## Goal:
Find the word "color" in the listing; pull out each line holding it.
───── Given records
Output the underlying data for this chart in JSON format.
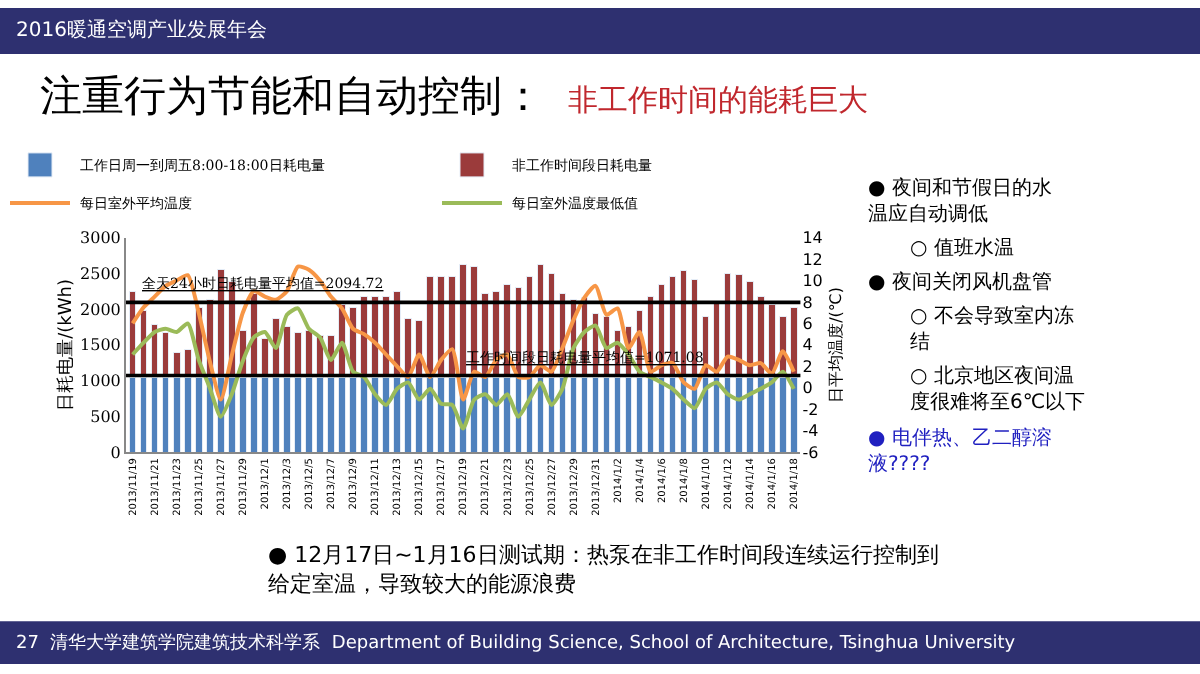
{
  "chart_data": {
    "type": "bar",
    "stacked": true,
    "title": "注重行为节能和自动控制：",
    "subtitle": "非工作时间的能耗巨大",
    "ylabel": "日耗电量/(kWh)",
    "y2label": "日平均温度/(℃)",
    "categories": [
      "2013/11/19",
      null,
      "2013/11/21",
      null,
      "2013/11/23",
      null,
      "2013/11/25",
      null,
      "2013/11/27",
      null,
      "2013/11/29",
      null,
      "2013/12/1",
      null,
      "2013/12/3",
      null,
      "2013/12/5",
      null,
      "2013/12/7",
      null,
      "2013/12/9",
      null,
      "2013/12/11",
      null,
      "2013/12/13",
      null,
      "2013/12/15",
      null,
      "2013/12/17",
      null,
      "2013/12/19",
      null,
      "2013/12/21",
      null,
      "2013/12/23",
      null,
      "2013/12/25",
      null,
      "2013/12/27",
      null,
      "2013/12/29",
      null,
      "2013/12/31",
      null,
      "2014/1/2",
      null,
      "2014/1/4",
      null,
      "2014/1/6",
      null,
      "2014/1/8",
      null,
      "2014/1/10",
      null,
      "2014/1/12",
      null,
      "2014/1/14",
      null,
      "2014/1/16",
      null,
      "2014/1/18"
    ],
    "series": [
      {
        "name": "工作日周一到周五8:00-18:00日耗电量",
        "color": "#4f81bd",
        "values": [
          1050,
          1050,
          1050,
          1050,
          1050,
          1050,
          1050,
          1050,
          1050,
          1050,
          1050,
          1050,
          1050,
          1050,
          1050,
          1050,
          1050,
          1050,
          1050,
          1050,
          1050,
          1050,
          1050,
          1050,
          1050,
          1050,
          1050,
          1050,
          1050,
          1050,
          1050,
          1050,
          1050,
          1050,
          1050,
          1050,
          1050,
          1050,
          1050,
          1050,
          1050,
          1050,
          1050,
          1050,
          1050,
          1050,
          1050,
          1050,
          1050,
          1050,
          1050,
          1050,
          1050,
          1050,
          1050,
          1050,
          1050,
          1050,
          1050,
          1050,
          1050
        ]
      },
      {
        "name": "非工作时间段日耗电量",
        "color": "#9b3b3b",
        "values": [
          1200,
          930,
          740,
          620,
          340,
          390,
          970,
          1090,
          1510,
          1330,
          650,
          1170,
          540,
          820,
          700,
          620,
          650,
          580,
          580,
          1010,
          970,
          1130,
          1130,
          1130,
          1200,
          820,
          790,
          1410,
          1410,
          1410,
          1570,
          1550,
          1170,
          1190,
          1290,
          1250,
          1410,
          1570,
          1450,
          1170,
          1090,
          1110,
          890,
          850,
          650,
          700,
          930,
          1130,
          1290,
          1410,
          1490,
          1370,
          850,
          1050,
          1450,
          1430,
          1330,
          1130,
          1010,
          850,
          970
        ]
      },
      {
        "name": "每日室外平均温度",
        "type": "line",
        "axis": "y2",
        "color": "#f79646",
        "values": [
          6.0,
          7.5,
          8.5,
          9.5,
          10.0,
          10.5,
          7.0,
          2.5,
          -1.1,
          3.0,
          7.0,
          9.0,
          8.5,
          8.2,
          9.0,
          11.3,
          11.0,
          10.0,
          8.5,
          7.4,
          5.5,
          5.0,
          4.2,
          3.1,
          2.0,
          1.0,
          3.1,
          1.0,
          2.6,
          3.6,
          -1.1,
          1.5,
          1.0,
          2.6,
          3.1,
          1.0,
          1.0,
          2.1,
          1.5,
          3.7,
          6.3,
          8.4,
          9.5,
          6.8,
          7.4,
          3.7,
          5.2,
          1.5,
          2.1,
          2.3,
          0.5,
          -0.1,
          2.1,
          1.5,
          2.9,
          2.6,
          2.1,
          2.3,
          1.3,
          3.4,
          1.5
        ]
      },
      {
        "name": "每日室外温度最低值",
        "type": "line",
        "axis": "y2",
        "color": "#9bbb59",
        "values": [
          3.1,
          4.2,
          5.2,
          5.5,
          5.2,
          6.0,
          2.6,
          0.0,
          -2.7,
          -0.6,
          2.5,
          4.7,
          5.2,
          3.7,
          6.8,
          7.4,
          5.5,
          4.7,
          2.6,
          4.2,
          1.5,
          1.0,
          -0.6,
          -1.6,
          -0.1,
          0.5,
          -1.1,
          -0.1,
          -1.5,
          -1.6,
          -3.8,
          -1.1,
          -0.6,
          -1.6,
          -0.6,
          -2.7,
          -1.1,
          0.5,
          -1.6,
          -0.1,
          3.7,
          5.2,
          5.8,
          3.7,
          4.2,
          3.1,
          1.5,
          1.0,
          0.5,
          -0.1,
          -1.1,
          -1.9,
          -0.1,
          0.5,
          -0.6,
          -1.1,
          -0.6,
          -0.1,
          0.5,
          1.5,
          -0.1
        ]
      }
    ],
    "ylim": [
      0,
      3000
    ],
    "yticks": [
      0,
      500,
      1000,
      1500,
      2000,
      2500,
      3000
    ],
    "y2lim": [
      -6,
      14
    ],
    "y2ticks": [
      -6,
      -4,
      -2,
      0,
      2,
      4,
      6,
      8,
      10,
      12,
      14
    ],
    "ref_lines": [
      {
        "axis": "y",
        "value": 2094.72,
        "label": "全天24小时日耗电量平均值=2094.72",
        "color": "#000000"
      },
      {
        "axis": "y",
        "value": 1071.08,
        "label": "工作时间段日耗电量平均值=1071.08",
        "color": "#000000"
      }
    ],
    "legend": "top",
    "annotations": [
      "2016暖通空调产业发展年会",
      "● 夜间和节假日的水温应自动调低",
      "○ 值班水温",
      "● 夜间关闭风机盘管",
      "○ 不会导致室内冻结",
      "○ 北京地区夜间温度很难将至6℃以下",
      "● 电伴热、乙二醇溶液????",
      "● 12月17日~1月16日测试期：热泵在非工作时间段连续运行控制到给定室温，导致较大的能源浪费",
      "27  清华大学建筑学院建筑技术科学系  Department of Building Science, School of Architecture, Tsinghua University"
    ]
  }
}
──────────
## Finished task:
        "color": "#4f81bd",
        "color": "#9b3b3b",
        "color": "#f79646",
        "color": "#9bbb59",
        "color": "#000000"
        "color": "#000000"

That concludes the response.